## What you will do
Find every line of the listing below where "gian" appears, and copy it.

## Recorded data
........

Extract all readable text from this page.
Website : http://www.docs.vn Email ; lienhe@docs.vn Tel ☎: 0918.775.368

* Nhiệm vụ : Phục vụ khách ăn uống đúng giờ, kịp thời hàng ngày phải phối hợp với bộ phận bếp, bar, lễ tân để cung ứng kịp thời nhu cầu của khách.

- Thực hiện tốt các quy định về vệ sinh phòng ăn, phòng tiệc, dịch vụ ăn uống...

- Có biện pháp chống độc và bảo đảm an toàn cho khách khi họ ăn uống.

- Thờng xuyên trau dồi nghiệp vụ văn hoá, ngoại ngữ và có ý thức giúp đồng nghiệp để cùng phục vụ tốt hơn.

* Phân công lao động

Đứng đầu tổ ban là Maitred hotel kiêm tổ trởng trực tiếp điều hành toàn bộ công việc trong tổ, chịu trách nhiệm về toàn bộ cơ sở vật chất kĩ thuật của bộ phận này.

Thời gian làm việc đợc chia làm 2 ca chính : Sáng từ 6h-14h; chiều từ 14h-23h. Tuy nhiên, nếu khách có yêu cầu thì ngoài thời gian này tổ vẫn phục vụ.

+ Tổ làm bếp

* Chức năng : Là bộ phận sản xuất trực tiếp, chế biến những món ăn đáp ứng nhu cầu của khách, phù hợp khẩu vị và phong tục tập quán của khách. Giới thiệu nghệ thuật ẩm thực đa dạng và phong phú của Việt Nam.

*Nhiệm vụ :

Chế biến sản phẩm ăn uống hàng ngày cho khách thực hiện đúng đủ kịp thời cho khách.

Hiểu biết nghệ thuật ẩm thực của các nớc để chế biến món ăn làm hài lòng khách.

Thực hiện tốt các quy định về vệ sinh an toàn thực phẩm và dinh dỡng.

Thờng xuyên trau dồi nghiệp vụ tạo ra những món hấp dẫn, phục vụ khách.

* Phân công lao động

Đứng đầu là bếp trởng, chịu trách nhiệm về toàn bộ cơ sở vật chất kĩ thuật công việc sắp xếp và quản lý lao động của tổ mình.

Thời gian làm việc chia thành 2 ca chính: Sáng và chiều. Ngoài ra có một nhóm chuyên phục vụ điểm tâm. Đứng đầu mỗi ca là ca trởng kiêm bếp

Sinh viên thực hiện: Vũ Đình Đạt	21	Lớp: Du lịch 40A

........

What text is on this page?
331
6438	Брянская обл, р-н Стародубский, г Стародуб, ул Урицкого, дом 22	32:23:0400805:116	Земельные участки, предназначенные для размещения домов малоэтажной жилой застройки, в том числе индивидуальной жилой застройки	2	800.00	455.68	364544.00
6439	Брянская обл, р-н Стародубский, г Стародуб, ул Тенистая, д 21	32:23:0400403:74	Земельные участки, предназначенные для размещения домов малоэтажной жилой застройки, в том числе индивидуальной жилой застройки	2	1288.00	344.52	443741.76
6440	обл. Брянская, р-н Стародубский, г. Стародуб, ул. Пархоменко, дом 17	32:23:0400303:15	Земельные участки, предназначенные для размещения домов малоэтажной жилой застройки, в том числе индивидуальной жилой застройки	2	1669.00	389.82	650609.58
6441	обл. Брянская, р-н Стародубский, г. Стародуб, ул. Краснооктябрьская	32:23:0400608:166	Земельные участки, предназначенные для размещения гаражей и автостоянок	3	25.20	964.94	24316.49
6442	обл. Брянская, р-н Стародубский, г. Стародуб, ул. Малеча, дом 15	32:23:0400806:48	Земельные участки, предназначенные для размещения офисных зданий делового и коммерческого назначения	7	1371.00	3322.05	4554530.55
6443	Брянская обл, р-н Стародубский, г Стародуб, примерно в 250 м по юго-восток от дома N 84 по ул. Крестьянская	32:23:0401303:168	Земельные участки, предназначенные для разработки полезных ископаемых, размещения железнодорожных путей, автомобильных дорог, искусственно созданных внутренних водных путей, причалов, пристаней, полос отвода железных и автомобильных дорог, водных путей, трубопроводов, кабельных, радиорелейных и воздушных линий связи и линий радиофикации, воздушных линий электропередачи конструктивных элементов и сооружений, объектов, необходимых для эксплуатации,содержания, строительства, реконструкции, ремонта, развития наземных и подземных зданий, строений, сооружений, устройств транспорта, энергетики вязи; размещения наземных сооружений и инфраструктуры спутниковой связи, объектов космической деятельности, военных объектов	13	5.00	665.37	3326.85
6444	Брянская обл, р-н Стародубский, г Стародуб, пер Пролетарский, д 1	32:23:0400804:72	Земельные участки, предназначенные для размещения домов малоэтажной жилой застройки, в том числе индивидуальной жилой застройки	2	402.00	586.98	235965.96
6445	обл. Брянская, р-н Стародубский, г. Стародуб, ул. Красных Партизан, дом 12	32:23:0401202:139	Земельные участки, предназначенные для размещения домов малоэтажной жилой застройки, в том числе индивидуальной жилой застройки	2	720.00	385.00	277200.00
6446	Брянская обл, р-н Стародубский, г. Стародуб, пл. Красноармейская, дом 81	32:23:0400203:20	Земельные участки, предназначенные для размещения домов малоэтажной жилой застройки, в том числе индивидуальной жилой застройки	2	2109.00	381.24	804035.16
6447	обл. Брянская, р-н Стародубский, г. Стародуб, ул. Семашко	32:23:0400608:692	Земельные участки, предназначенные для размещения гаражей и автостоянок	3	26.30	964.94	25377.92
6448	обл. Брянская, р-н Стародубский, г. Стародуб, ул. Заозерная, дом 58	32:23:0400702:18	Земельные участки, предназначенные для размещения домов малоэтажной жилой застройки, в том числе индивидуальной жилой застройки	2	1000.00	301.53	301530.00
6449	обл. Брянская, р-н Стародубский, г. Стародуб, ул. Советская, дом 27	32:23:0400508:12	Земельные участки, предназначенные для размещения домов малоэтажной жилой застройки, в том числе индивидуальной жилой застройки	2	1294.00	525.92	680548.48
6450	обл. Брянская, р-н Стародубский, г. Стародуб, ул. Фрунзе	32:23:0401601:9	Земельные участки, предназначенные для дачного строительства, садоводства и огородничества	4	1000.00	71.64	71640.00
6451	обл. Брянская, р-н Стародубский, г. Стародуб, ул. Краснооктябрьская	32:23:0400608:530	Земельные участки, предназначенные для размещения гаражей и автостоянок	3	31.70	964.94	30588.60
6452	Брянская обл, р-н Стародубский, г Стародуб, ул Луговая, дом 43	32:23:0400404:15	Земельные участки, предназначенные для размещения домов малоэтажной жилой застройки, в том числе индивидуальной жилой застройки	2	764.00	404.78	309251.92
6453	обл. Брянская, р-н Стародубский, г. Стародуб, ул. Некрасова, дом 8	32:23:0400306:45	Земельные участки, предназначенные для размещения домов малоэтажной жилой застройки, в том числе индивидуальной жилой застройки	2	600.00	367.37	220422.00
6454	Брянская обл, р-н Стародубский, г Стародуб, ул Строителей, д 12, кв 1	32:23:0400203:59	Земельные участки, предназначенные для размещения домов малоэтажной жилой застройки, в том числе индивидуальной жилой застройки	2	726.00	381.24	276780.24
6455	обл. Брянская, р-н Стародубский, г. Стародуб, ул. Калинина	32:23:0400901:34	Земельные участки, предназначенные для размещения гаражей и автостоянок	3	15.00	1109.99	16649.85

........

## Written response
Thời gian làm việc đợc chia làm 2 ca chính : Sáng từ 6h-14h; chiều từ 14h-23h. Tuy nhiên, nếu khách có yêu cầu thì ngoài thời gian này tổ vẫn phục vụ.
Thời gian làm việc chia thành 2 ca chính: Sáng và chiều. Ngoài ra có một nhóm chuyên phục vụ điểm tâm. Đứng đầu mỗi ca là ca trởng kiêm bếp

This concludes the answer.